● **Rows**
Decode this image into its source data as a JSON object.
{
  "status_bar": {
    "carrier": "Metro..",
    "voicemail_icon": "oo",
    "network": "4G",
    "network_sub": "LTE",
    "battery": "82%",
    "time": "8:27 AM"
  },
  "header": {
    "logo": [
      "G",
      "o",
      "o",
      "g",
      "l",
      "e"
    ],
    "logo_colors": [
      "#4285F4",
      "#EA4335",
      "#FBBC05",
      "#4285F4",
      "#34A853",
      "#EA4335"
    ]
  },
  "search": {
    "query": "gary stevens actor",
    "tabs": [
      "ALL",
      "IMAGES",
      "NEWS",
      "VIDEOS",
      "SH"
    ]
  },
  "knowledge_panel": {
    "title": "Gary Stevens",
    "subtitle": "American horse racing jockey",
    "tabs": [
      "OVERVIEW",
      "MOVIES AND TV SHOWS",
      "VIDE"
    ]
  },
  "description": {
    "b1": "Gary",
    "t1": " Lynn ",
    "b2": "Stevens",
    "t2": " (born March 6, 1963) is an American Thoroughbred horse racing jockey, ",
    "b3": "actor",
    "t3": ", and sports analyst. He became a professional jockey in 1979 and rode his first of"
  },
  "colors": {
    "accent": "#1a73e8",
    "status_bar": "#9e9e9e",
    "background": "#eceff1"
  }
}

● **Written request**
Scan the records above for the string "American", then select every line that holds it.

● **Task response**
    "subtitle": "American horse racing jockey",
    "t2": " (born March 6, 1963) is an American Thoroughbred horse racing jockey, ",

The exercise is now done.